Task material =
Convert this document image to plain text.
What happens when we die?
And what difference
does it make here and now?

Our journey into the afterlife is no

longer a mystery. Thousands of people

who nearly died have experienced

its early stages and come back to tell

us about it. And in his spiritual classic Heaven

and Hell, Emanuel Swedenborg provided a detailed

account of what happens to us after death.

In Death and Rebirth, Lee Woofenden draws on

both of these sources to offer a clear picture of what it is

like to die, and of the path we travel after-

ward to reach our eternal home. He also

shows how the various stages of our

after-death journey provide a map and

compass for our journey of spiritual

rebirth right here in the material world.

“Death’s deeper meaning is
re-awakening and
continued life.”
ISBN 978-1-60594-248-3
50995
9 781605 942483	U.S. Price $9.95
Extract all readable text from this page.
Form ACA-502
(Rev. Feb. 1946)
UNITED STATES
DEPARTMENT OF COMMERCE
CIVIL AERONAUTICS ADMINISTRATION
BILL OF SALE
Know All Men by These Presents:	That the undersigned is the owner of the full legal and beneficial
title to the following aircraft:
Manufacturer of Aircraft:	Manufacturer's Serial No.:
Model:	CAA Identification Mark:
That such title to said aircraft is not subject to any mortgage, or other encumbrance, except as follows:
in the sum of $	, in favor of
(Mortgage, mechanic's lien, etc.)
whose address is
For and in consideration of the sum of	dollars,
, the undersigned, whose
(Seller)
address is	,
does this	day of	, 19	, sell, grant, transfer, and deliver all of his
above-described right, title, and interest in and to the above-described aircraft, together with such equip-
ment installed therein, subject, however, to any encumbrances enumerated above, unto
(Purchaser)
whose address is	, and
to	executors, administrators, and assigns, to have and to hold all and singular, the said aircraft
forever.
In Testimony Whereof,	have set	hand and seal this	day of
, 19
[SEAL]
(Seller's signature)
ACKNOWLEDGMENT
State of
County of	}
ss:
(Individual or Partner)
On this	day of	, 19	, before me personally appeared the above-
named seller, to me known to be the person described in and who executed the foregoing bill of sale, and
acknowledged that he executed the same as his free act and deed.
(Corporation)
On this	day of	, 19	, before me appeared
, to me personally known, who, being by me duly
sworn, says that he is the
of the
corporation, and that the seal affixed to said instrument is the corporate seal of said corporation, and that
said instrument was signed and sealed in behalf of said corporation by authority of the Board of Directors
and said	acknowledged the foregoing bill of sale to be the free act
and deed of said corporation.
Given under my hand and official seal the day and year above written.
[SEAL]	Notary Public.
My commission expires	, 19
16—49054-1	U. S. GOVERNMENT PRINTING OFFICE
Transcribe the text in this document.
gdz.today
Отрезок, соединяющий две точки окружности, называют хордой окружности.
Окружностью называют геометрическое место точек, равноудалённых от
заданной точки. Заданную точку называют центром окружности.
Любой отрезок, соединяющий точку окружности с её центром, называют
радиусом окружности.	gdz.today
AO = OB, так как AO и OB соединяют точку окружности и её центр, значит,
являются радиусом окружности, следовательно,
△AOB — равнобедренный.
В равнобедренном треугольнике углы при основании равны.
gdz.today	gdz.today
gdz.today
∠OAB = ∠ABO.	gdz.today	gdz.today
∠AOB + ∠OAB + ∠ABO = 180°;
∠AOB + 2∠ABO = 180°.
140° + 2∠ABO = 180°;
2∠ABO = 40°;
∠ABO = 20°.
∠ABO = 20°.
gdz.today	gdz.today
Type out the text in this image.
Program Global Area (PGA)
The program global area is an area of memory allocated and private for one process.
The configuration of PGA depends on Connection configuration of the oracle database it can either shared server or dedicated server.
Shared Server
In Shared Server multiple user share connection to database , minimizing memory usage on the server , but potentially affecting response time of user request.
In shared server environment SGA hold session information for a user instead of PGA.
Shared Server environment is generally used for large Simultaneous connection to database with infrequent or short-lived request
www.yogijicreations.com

Exercise objective =
Write the listing out again, exactly as it reads.

Reply to the exercise =
Convert this document image to plain text.
What happens when we die?
And what difference
does it make here and now?

Our journey into the afterlife is no

longer a mystery. Thousands of people

who nearly died have experienced

its early stages and come back to tell

us about it. And in his spiritual classic Heaven

and Hell, Emanuel Swedenborg provided a detailed

account of what happens to us after death.

In Death and Rebirth, Lee Woofenden draws on

both of these sources to offer a clear picture of what it is

like to die, and of the path we travel after-

ward to reach our eternal home. He also

shows how the various stages of our

after-death journey provide a map and

compass for our journey of spiritual

rebirth right here in the material world.

“Death’s deeper meaning is
re-awakening and
continued life.”
ISBN 978-1-60594-248-3
50995
9 781605 942483	U.S. Price $9.95
Extract all readable text from this page.
Form ACA-502
(Rev. Feb. 1946)
UNITED STATES
DEPARTMENT OF COMMERCE
CIVIL AERONAUTICS ADMINISTRATION
BILL OF SALE
Know All Men by These Presents:	That the undersigned is the owner of the full legal and beneficial
title to the following aircraft:
Manufacturer of Aircraft:	Manufacturer's Serial No.:
Model:	CAA Identification Mark:
That such title to said aircraft is not subject to any mortgage, or other encumbrance, except as follows:
in the sum of $	, in favor of
(Mortgage, mechanic's lien, etc.)
whose address is
For and in consideration of the sum of	dollars,
, the undersigned, whose
(Seller)
address is	,
does this	day of	, 19	, sell, grant, transfer, and deliver all of his
above-described right, title, and interest in and to the above-described aircraft, together with such equip-
ment installed therein, subject, however, to any encumbrances enumerated above, unto
(Purchaser)
whose address is	, and
to	executors, administrators, and assigns, to have and to hold all and singular, the said aircraft
forever.
In Testimony Whereof,	have set	hand and seal this	day of
, 19
[SEAL]
(Seller's signature)
ACKNOWLEDGMENT
State of
County of	}
ss:
(Individual or Partner)
On this	day of	, 19	, before me personally appeared the above-
named seller, to me known to be the person described in and who executed the foregoing bill of sale, and
acknowledged that he executed the same as his free act and deed.
(Corporation)
On this	day of	, 19	, before me appeared
, to me personally known, who, being by me duly
sworn, says that he is the
of the
corporation, and that the seal affixed to said instrument is the corporate seal of said corporation, and that
said instrument was signed and sealed in behalf of said corporation by authority of the Board of Directors
and said	acknowledged the foregoing bill of sale to be the free act
and deed of said corporation.
Given under my hand and official seal the day and year above written.
[SEAL]	Notary Public.
My commission expires	, 19
16—49054-1	U. S. GOVERNMENT PRINTING OFFICE
Transcribe the text in this document.
gdz.today
Отрезок, соединяющий две точки окружности, называют хордой окружности.
Окружностью называют геометрическое место точек, равноудалённых от
заданной точки. Заданную точку называют центром окружности.
Любой отрезок, соединяющий точку окружности с её центром, называют
радиусом окружности.	gdz.today
AO = OB, так как AO и OB соединяют точку окружности и её центр, значит,
являются радиусом окружности, следовательно,
△AOB — равнобедренный.
В равнобедренном треугольнике углы при основании равны.
gdz.today	gdz.today
gdz.today
∠OAB = ∠ABO.	gdz.today	gdz.today
∠AOB + ∠OAB + ∠ABO = 180°;
∠AOB + 2∠ABO = 180°.
140° + 2∠ABO = 180°;
2∠ABO = 40°;
∠ABO = 20°.
∠ABO = 20°.
gdz.today	gdz.today
Type out the text in this image.
Program Global Area (PGA)
The program global area is an area of memory allocated and private for one process.
The configuration of PGA depends on Connection configuration of the oracle database it can either shared server or dedicated server.
Shared Server
In Shared Server multiple user share connection to database , minimizing memory usage on the server , but potentially affecting response time of user request.
In shared server environment SGA hold session information for a user instead of PGA.
Shared Server environment is generally used for large Simultaneous connection to database with infrequent or short-lived request
www.yogijicreations.com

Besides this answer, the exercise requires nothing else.